§ **PROVIDED PASSAGE**
** start **
# Spring Opener



## honker85 (Mar 12, 2008)

With the Spring turkey season opening this coming saturday will this snow and cold weather we recieved make hunting alot more difficult then what it would have been? I live in east- central south dakota and im new to the sport of turkey hunting. I got my tag and really have no clue how turkeys react to this type of weather. Will there "gobbling periods" be different now anything would help. Will calling even be a factor? Well i really dont know if these questions seem stupid or anything so dont rip me too bad just anything will help thanks guys!!!!!


----------



## Gobler1 (Mar 10, 2009)

Actually you are asking really good questions. Where will you be hunting? Looking at the SD forecast most of the snow should be gone by the weekend, with the exception of the higher points of the black hills. They may not see grass until July with all the snow they have. As long as it is nice a day or two before the weekend, and stays decent through the weekend, they should get back to normal. I have had some of my best hunts with snow on the ground, but i have also seen them sit in a tree until noon on days where it is snowing. Basically from my past leasons learned, they will shut down a little if it is snowing at the time, just like when they are getting rained on. But if the weather when you are hunting is decent, you should have a fair chase. But i do know this, if you aren't out in the woods, you will never find out. Good luck and let us know how you do! 
Shoot straight and never be afraid to ask questions. I have been asking "dumb questions" for 25 yrs. THe one thing i have learned, if you find an expert turkey hunter that knows "everything" and is right everytime, i will gaurantee you he is full of [email protected]


----------



## Chuck Smith (Feb 22, 2005)

Gobbler......I know everthing.....Kidding. You are right turkey hunting changes year to year and situation to situation.

Now what I have experienced with snow. They will shut down on the gobbling and what not. But they will still have the same patterns as they did the day before.
** end **
§ **INSTRUCTIONS**
1. From the turkey hunting thread:
(a) Where does honker85 live?
(b) Which place does Gobler1 say may not see grass until July?
(c) What does Chuck Smith say turkeys keep doing in snow, even after they stop gobbling?
2. Can you resume the turkey hunting thread, carrying on from the end of its last post?
The material has no connection to the turkey hunting thread above.

§ **STORED ROWS**
** start **
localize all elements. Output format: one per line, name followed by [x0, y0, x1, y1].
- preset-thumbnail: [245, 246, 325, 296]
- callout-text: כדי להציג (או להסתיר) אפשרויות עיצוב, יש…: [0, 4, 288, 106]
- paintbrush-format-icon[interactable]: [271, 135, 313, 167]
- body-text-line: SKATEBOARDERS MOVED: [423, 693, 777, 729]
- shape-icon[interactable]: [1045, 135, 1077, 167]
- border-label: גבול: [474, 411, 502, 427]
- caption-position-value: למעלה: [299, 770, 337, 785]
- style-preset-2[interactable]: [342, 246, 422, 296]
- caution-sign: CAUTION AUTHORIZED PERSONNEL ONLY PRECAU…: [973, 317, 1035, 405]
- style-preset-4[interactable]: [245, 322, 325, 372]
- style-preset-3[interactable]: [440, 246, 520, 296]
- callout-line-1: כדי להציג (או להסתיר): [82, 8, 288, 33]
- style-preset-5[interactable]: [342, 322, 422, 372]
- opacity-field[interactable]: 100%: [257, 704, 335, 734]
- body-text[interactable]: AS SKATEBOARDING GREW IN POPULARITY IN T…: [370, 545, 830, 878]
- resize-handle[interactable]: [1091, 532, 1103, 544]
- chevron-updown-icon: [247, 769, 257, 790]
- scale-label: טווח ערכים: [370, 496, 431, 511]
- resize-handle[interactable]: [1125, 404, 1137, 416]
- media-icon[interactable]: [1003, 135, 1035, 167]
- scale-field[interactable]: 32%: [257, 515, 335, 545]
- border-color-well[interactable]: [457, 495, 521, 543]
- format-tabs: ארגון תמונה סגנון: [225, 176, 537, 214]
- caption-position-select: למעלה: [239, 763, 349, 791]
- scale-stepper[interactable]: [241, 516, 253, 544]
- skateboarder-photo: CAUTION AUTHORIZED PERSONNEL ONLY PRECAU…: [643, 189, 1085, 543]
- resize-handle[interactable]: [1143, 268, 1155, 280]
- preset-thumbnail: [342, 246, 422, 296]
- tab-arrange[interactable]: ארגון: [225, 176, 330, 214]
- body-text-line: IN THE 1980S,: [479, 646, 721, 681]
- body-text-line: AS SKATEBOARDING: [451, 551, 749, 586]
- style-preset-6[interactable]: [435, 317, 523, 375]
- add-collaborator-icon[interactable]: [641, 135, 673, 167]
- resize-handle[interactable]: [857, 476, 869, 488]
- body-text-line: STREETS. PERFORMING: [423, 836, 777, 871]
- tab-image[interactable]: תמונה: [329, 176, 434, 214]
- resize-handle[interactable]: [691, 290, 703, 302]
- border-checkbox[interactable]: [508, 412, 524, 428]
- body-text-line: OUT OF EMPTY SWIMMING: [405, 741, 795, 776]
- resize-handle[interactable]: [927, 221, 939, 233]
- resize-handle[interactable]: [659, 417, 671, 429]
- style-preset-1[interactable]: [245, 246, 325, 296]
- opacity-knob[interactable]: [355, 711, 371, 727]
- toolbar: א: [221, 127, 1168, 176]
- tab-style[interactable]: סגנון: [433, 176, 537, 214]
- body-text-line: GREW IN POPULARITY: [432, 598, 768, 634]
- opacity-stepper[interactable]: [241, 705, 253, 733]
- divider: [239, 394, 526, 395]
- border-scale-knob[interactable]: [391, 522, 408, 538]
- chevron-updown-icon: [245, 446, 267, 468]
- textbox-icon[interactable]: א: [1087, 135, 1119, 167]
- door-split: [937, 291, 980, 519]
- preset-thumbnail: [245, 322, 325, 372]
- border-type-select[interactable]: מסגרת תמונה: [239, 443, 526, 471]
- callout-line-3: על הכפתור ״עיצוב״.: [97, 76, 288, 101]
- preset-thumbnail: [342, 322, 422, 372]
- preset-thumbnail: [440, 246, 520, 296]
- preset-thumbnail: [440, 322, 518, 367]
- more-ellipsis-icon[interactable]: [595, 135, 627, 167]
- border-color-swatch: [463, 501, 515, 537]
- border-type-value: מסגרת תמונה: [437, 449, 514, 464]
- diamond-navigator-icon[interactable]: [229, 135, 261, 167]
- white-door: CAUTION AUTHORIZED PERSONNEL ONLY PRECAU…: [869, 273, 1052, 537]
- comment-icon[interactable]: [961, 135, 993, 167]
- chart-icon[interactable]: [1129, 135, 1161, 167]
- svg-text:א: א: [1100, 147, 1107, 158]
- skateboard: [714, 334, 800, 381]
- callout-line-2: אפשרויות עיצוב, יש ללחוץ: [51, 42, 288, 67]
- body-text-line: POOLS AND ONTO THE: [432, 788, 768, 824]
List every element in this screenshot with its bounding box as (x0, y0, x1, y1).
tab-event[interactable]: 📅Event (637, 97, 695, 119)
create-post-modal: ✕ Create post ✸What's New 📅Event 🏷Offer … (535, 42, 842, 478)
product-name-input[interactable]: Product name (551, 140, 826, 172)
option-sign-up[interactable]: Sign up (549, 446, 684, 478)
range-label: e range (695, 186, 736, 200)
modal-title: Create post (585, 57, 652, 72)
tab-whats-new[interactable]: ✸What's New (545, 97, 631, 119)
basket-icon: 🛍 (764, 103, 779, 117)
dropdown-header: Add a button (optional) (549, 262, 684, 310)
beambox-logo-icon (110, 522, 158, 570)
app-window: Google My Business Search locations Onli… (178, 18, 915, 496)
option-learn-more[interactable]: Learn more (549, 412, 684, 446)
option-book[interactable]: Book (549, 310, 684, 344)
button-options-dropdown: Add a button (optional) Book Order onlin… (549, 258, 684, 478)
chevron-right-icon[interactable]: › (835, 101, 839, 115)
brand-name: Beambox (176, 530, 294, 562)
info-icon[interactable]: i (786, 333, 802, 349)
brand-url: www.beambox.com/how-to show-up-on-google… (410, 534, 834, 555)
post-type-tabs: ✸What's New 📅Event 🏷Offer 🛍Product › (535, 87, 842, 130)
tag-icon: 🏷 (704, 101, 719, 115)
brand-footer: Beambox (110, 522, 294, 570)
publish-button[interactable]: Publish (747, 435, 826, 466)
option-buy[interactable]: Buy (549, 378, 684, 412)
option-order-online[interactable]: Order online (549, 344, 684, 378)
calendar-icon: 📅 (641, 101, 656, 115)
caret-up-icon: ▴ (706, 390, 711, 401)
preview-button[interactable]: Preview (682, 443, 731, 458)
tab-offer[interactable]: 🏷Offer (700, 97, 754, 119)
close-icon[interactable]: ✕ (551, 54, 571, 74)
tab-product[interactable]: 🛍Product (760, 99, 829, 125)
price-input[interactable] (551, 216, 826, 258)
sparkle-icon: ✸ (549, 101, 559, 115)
** end **
§ **ANSWERS TO THE TASKS**
1.
(a) East-central South Dakota.
(b) The higher points of the Black Hills.
(c) They keep the same patterns they had the day before.

2.
So if you have been doing your scouting and so forth you should have an idea of an area they will be in at a certain time. Just make sure you are at that spot ahead of them.

But like mentioned before. If the snow leaves about a day or two before the weekend they will get back into the gobble routine. Onething is if there is loads of hens in the area you are hunting. You might want to do the ambush technique like I mentioned above. Last year it proved very successful for me.

I knew that the turkeys used this corner of a field at one point during the day. I waited and waited and low and behold 20+ turkeys showed up. 4 long beards, a bunch of hens and some jakes (did not get an accurate count because was focused on long beards). They saw my decoys and I let a few soft yelps they came a running.


----------



## honker85 (Mar 12, 2008)

hey guys thanks for the tips. I am going to be hunting on my garandpas farm next to lake oakwood. I was seeing turkeys on a regular basis until that storm hit , but I think they will come out , the forecast for the next couple days is looking fairly nice and should be a descent opener. I used to watch turkey hunting shows And it never really seemed interesting to me, but I was deer huntig last fall and had a huge long beard walk right in front of me and I have wanted to put one down ever since . But thanks guys I will be sure to let you know how it goes!!!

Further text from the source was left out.